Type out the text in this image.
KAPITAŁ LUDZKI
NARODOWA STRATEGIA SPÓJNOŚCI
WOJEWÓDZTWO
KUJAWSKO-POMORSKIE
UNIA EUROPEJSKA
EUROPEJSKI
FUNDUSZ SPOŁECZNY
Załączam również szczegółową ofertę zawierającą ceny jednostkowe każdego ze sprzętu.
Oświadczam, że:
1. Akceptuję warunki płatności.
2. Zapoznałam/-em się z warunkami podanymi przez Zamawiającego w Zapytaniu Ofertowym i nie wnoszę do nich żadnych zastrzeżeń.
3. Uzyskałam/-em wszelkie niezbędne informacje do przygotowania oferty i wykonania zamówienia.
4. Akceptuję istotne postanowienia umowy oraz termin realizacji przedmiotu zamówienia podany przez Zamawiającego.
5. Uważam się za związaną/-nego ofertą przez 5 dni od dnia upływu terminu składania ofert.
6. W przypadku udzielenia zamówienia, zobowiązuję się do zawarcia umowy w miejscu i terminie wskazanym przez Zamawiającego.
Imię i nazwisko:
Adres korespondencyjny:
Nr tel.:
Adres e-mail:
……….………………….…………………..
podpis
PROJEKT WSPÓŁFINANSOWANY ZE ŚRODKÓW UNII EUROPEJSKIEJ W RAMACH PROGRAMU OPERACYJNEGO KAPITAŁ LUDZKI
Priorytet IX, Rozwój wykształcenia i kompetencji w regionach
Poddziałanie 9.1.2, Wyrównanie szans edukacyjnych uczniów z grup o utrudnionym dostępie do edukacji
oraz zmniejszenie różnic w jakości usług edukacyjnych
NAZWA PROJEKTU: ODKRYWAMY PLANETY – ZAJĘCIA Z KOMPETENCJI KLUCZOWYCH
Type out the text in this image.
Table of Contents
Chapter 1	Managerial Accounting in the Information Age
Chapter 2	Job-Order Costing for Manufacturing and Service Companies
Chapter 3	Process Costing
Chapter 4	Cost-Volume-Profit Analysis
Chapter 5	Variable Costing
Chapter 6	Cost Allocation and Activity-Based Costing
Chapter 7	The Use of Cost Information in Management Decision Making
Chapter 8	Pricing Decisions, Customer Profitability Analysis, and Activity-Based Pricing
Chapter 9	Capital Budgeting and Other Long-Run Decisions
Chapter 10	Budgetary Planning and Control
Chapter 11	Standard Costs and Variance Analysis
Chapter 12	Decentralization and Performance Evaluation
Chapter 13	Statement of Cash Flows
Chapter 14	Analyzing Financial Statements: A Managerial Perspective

◇ ◇ ◇

DIRECTIVE >> Gather each line of the listing containing the word "oraz" and show it.

FINISHED ANSWER >>
4. Akceptuję istotne postanowienia umowy oraz termin realizacji przedmiotu zamówienia podany przez Zamawiającego.
oraz zmniejszenie różnic w jakości usług edukacyjnych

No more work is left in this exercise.